» **Entries taken from a collection**:
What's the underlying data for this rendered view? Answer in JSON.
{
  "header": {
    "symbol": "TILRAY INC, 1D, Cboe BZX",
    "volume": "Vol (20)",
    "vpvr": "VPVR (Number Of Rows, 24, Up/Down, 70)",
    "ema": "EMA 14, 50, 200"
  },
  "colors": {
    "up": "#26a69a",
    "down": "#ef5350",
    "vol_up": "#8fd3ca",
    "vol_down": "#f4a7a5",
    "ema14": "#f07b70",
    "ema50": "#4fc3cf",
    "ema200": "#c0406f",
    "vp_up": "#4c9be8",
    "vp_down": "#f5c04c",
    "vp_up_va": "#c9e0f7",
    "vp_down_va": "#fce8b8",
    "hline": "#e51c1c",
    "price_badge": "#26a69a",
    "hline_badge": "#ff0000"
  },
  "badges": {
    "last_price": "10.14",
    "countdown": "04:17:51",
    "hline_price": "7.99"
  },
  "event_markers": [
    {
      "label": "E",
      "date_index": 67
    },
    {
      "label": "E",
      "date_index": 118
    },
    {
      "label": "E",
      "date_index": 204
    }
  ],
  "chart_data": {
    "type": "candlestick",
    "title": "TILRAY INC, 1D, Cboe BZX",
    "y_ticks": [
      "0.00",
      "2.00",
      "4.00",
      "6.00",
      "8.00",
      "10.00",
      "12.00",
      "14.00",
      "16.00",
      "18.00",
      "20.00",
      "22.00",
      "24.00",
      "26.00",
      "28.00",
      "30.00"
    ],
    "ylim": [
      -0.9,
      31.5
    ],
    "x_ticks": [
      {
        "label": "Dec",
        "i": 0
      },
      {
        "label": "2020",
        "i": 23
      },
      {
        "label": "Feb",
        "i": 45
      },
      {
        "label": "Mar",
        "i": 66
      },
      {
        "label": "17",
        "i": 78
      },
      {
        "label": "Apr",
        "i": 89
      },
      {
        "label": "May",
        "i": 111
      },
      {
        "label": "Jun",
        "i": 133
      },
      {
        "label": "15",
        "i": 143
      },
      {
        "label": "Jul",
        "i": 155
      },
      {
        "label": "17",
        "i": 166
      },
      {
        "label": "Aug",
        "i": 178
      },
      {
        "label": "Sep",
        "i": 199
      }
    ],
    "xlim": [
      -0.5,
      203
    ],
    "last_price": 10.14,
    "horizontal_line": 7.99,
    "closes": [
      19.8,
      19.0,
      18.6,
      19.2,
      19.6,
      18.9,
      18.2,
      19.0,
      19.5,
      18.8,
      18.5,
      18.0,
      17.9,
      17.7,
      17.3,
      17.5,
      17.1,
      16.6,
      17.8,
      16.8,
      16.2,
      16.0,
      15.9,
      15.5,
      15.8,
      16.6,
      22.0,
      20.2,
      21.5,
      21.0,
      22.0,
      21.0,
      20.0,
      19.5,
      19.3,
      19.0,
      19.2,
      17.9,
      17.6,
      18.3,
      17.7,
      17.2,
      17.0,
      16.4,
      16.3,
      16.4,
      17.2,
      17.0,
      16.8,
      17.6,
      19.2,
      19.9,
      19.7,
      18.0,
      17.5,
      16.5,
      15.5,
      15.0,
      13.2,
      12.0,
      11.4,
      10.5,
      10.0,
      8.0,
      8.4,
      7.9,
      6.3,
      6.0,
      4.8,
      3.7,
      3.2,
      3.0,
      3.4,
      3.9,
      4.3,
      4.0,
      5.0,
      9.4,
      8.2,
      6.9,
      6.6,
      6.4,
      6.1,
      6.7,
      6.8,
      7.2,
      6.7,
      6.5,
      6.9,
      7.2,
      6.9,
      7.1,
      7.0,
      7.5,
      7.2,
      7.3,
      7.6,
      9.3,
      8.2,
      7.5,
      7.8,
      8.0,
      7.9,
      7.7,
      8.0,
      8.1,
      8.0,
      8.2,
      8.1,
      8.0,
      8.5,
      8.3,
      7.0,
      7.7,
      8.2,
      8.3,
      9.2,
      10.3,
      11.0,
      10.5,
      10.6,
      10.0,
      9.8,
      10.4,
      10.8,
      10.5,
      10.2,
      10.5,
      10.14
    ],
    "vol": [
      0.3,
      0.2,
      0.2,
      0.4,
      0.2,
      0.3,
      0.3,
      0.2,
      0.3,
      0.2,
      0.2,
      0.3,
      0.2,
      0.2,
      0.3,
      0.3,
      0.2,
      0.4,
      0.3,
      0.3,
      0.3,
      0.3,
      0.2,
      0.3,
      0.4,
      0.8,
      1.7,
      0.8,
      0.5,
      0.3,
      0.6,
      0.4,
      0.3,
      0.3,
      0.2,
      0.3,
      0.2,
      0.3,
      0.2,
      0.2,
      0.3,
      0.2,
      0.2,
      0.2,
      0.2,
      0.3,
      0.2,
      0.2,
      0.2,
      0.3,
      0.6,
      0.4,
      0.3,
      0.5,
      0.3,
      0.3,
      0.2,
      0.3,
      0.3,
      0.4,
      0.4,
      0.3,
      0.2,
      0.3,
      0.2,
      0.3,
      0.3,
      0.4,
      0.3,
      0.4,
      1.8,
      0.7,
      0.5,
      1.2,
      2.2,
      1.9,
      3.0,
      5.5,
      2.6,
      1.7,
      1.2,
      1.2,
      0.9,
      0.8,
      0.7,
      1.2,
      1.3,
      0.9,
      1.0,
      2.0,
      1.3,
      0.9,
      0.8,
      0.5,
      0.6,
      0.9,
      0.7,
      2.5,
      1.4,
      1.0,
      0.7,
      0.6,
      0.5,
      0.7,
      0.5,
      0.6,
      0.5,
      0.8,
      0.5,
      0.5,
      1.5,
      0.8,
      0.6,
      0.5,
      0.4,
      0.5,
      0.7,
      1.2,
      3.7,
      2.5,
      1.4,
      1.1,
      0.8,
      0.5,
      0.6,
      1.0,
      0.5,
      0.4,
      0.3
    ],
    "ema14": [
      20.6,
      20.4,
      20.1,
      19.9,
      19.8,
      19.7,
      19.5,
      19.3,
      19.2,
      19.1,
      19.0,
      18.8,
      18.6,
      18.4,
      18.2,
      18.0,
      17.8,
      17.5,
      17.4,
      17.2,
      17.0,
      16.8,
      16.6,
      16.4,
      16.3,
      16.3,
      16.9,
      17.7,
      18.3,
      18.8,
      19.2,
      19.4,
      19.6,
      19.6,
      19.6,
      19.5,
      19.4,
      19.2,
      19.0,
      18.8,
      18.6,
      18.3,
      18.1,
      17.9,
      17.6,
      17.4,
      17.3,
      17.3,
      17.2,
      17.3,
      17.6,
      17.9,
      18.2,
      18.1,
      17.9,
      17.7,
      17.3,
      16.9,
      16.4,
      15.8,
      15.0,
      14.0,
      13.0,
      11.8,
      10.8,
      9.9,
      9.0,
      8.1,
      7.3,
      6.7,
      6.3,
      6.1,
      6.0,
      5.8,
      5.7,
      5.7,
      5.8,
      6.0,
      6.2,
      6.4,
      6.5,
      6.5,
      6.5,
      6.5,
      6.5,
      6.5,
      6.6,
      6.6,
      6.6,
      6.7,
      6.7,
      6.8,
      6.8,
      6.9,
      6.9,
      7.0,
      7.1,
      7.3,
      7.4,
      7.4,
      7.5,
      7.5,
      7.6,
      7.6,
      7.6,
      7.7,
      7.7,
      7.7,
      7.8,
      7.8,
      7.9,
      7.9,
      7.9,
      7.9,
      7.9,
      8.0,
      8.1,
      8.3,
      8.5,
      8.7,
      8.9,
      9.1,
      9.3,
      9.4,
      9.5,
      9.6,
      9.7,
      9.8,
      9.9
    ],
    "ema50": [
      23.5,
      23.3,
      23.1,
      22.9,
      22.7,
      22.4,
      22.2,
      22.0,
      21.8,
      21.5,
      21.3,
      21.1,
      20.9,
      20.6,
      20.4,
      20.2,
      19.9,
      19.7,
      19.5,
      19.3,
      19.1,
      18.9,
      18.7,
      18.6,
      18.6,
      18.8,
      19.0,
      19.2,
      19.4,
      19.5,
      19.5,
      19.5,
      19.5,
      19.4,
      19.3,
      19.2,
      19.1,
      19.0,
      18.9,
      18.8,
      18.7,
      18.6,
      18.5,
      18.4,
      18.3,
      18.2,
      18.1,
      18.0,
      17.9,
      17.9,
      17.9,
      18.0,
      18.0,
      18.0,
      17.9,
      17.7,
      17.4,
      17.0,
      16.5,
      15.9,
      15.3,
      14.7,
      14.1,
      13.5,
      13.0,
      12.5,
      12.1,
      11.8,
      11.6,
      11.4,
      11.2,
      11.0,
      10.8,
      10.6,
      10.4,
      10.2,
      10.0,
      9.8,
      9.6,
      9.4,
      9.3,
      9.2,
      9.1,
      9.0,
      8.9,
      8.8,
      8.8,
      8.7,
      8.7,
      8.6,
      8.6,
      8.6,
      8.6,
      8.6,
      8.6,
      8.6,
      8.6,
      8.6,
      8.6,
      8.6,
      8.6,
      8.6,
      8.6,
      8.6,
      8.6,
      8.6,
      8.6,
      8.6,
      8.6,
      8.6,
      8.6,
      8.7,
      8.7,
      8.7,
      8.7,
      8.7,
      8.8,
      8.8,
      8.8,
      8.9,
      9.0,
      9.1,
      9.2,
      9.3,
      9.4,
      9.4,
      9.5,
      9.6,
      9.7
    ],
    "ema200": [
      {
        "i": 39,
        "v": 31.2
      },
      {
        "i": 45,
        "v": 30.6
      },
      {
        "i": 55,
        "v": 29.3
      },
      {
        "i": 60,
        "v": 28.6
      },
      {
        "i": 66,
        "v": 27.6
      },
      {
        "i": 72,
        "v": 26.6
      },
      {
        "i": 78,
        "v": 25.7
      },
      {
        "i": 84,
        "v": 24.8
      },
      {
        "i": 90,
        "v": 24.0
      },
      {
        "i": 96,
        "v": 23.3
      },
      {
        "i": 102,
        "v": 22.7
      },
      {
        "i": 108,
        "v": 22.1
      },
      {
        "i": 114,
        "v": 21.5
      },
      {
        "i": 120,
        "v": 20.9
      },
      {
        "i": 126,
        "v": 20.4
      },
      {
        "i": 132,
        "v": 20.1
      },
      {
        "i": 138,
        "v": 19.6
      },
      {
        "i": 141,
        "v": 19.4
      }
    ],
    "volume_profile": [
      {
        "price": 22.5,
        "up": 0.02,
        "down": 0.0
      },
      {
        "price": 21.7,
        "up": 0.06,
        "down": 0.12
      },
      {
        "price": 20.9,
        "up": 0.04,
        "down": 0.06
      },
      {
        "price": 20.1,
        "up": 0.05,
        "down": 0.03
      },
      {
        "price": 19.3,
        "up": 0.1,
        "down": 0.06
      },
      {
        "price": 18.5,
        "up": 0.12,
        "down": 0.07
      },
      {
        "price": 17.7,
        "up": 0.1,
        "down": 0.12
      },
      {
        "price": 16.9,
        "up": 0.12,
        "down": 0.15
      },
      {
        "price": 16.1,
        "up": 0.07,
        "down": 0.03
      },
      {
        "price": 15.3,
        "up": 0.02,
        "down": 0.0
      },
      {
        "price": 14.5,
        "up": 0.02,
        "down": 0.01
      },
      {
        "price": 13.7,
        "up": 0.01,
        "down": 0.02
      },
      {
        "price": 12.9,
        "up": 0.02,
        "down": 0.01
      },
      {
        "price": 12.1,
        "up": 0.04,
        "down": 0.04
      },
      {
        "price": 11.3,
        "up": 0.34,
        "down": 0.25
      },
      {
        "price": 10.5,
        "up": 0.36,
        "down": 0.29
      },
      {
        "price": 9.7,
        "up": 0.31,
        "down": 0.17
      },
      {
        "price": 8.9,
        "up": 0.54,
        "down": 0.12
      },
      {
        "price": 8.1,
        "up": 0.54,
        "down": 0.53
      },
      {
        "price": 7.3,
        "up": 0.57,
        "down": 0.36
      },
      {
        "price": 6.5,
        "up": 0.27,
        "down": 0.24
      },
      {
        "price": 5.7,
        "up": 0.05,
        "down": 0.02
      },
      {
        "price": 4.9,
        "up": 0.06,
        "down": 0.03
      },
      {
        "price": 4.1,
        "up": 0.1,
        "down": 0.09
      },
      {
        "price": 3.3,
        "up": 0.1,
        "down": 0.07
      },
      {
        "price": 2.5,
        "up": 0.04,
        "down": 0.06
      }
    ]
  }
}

» **Short problem**: What is the number of lines that hold the string "TILRAY"? Give it alone.

» **Task response**: 2